> **Data to use**
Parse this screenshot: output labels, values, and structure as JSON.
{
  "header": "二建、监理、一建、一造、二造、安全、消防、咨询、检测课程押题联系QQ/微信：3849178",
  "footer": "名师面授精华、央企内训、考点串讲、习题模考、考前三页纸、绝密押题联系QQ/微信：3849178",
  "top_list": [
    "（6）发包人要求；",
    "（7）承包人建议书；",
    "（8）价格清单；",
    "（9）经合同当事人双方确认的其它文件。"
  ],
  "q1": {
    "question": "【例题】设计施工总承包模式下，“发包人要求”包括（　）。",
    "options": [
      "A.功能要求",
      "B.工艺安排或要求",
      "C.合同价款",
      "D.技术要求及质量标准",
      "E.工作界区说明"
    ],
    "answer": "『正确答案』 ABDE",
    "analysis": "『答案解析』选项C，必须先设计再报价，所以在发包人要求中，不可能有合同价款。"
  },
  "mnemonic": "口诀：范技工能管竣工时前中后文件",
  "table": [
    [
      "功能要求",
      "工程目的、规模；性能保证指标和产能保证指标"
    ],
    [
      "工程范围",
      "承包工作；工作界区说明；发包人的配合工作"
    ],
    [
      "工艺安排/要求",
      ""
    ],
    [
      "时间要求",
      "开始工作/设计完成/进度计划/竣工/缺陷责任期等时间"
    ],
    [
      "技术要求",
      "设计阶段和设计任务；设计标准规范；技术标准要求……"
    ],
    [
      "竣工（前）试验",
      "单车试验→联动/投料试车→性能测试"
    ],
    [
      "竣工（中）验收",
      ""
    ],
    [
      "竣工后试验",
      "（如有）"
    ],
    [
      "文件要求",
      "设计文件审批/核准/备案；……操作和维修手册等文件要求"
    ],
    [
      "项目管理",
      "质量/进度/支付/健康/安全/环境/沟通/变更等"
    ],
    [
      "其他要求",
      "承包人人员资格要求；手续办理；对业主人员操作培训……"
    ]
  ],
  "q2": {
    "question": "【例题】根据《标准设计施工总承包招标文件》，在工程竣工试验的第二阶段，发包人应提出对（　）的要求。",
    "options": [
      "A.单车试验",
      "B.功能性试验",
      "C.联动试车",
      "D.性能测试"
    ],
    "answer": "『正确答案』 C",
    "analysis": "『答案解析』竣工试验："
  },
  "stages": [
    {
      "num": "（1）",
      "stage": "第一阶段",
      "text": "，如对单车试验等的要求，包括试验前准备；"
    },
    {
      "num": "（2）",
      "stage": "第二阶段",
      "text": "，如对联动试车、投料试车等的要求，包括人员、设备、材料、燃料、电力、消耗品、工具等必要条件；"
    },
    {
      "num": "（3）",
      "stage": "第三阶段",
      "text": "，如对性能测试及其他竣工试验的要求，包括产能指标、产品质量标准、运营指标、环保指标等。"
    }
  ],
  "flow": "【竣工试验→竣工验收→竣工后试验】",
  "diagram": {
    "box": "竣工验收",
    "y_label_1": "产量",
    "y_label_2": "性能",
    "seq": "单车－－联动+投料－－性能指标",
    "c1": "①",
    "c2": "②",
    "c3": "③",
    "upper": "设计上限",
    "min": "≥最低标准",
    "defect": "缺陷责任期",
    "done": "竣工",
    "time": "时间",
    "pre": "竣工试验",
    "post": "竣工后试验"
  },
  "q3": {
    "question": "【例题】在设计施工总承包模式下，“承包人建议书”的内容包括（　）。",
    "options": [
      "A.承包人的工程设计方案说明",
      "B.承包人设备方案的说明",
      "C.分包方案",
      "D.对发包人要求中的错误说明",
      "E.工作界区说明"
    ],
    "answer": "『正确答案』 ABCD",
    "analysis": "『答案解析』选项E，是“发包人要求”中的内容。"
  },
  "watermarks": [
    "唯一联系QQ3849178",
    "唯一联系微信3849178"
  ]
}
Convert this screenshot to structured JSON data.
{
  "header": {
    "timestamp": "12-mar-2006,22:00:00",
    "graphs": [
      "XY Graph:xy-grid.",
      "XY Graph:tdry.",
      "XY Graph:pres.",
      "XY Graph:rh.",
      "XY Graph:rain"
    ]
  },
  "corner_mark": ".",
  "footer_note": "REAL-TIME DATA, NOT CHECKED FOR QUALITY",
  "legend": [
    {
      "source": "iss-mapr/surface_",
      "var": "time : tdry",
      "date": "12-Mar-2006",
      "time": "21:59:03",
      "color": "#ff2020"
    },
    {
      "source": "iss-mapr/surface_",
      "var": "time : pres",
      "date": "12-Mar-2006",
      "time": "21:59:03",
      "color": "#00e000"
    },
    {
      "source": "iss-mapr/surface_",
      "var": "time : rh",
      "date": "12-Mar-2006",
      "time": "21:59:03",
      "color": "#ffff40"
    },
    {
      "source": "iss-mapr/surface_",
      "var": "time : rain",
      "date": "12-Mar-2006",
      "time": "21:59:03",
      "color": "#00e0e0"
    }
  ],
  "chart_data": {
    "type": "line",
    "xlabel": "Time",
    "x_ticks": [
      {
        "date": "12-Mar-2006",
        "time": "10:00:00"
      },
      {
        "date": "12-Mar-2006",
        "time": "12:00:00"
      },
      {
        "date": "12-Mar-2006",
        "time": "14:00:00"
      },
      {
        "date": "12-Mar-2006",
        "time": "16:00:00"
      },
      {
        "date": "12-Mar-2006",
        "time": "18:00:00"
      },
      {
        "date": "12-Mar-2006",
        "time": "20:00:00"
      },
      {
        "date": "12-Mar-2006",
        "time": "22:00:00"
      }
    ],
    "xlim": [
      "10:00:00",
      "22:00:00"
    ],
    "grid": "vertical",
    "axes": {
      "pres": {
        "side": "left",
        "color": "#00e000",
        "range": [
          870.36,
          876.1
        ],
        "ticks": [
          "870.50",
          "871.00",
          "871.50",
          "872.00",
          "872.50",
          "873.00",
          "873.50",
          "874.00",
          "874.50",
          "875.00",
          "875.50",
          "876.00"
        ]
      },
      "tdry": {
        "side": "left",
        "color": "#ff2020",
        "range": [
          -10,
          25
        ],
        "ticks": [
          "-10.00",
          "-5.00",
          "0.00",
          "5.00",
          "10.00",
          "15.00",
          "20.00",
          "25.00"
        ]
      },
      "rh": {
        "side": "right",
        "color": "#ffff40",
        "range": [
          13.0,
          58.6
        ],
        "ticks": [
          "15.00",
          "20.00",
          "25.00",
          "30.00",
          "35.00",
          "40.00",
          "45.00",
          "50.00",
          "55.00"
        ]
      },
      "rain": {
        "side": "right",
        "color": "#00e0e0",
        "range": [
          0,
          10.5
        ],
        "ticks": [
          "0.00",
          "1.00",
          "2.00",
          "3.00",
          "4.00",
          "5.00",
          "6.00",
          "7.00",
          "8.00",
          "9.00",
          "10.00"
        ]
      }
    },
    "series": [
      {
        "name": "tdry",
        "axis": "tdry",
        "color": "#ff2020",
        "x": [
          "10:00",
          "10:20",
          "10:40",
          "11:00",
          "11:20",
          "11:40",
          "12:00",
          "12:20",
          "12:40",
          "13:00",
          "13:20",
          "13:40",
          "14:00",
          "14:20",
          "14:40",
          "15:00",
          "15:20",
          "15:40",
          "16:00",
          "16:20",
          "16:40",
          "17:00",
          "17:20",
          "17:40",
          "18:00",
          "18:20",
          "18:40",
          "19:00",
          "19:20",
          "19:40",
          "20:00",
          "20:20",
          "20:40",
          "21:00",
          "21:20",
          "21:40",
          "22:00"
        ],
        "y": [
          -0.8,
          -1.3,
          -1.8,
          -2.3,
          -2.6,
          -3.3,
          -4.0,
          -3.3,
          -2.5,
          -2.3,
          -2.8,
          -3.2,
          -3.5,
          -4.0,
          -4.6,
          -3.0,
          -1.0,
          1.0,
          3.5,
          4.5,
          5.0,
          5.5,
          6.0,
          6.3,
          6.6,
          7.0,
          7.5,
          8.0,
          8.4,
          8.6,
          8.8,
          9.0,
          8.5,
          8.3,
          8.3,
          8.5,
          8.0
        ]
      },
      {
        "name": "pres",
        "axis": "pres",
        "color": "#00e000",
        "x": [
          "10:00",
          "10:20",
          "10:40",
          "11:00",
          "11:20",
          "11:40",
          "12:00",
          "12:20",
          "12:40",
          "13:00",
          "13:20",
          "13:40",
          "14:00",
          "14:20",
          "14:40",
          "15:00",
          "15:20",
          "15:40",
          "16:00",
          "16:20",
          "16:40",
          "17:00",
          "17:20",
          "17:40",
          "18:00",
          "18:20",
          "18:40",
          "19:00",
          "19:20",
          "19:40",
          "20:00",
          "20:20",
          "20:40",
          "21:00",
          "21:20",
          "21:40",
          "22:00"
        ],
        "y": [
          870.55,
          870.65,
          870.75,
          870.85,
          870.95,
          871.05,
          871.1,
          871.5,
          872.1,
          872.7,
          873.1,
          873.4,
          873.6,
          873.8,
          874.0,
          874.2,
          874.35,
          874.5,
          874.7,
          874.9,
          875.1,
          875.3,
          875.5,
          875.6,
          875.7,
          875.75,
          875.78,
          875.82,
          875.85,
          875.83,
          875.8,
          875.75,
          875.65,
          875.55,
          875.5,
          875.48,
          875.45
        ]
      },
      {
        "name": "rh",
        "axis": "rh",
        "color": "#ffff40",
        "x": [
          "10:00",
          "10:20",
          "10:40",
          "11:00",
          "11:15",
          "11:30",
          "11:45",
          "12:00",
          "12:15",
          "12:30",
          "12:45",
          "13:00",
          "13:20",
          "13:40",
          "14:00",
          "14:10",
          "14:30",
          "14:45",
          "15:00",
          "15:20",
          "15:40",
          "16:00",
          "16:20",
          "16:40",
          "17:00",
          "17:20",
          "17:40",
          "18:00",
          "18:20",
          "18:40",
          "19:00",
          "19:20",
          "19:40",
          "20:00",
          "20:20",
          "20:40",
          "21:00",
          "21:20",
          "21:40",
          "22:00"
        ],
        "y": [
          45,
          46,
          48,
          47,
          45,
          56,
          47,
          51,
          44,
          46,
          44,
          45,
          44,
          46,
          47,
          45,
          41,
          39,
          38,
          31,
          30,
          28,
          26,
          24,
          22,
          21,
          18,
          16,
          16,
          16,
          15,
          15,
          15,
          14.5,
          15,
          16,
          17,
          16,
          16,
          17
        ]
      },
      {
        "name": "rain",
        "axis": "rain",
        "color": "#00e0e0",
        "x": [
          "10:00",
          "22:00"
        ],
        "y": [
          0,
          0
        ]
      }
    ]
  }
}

> **Requirement**
Find each line holding the word "analysis" and copy it.

> **Result**
    "analysis": "『答案解析』选项C，必须先设计再报价，所以在发包人要求中，不可能有合同价款。"
    "analysis": "『答案解析』竣工试验："
    "analysis": "『答案解析』选项E，是“发包人要求”中的内容。"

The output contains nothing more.